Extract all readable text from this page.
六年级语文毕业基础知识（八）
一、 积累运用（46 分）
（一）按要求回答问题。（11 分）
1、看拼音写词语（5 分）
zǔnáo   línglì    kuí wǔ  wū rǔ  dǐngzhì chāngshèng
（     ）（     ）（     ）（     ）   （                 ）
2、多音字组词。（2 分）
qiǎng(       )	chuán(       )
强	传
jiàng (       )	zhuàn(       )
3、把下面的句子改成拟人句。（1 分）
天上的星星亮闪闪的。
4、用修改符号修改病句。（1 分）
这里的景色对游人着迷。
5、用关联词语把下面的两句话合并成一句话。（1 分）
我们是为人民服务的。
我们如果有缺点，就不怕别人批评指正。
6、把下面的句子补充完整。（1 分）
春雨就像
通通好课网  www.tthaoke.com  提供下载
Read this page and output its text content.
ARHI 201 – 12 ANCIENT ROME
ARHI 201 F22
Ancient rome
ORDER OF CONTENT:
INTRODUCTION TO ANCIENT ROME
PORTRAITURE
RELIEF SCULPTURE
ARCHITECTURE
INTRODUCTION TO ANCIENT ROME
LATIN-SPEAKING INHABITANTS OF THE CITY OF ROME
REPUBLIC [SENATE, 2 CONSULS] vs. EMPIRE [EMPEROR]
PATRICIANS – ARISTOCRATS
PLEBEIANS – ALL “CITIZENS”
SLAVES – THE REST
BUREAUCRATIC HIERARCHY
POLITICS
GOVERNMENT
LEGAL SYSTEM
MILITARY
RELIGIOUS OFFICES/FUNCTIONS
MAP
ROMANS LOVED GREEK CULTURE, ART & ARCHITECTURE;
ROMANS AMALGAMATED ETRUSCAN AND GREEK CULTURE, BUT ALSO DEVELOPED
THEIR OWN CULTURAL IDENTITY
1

= Aim =
Using the records above, pull out each line where the word "this" occurs.

= Written solution =
Extract all readable text from this page.
Read this page and output its text content.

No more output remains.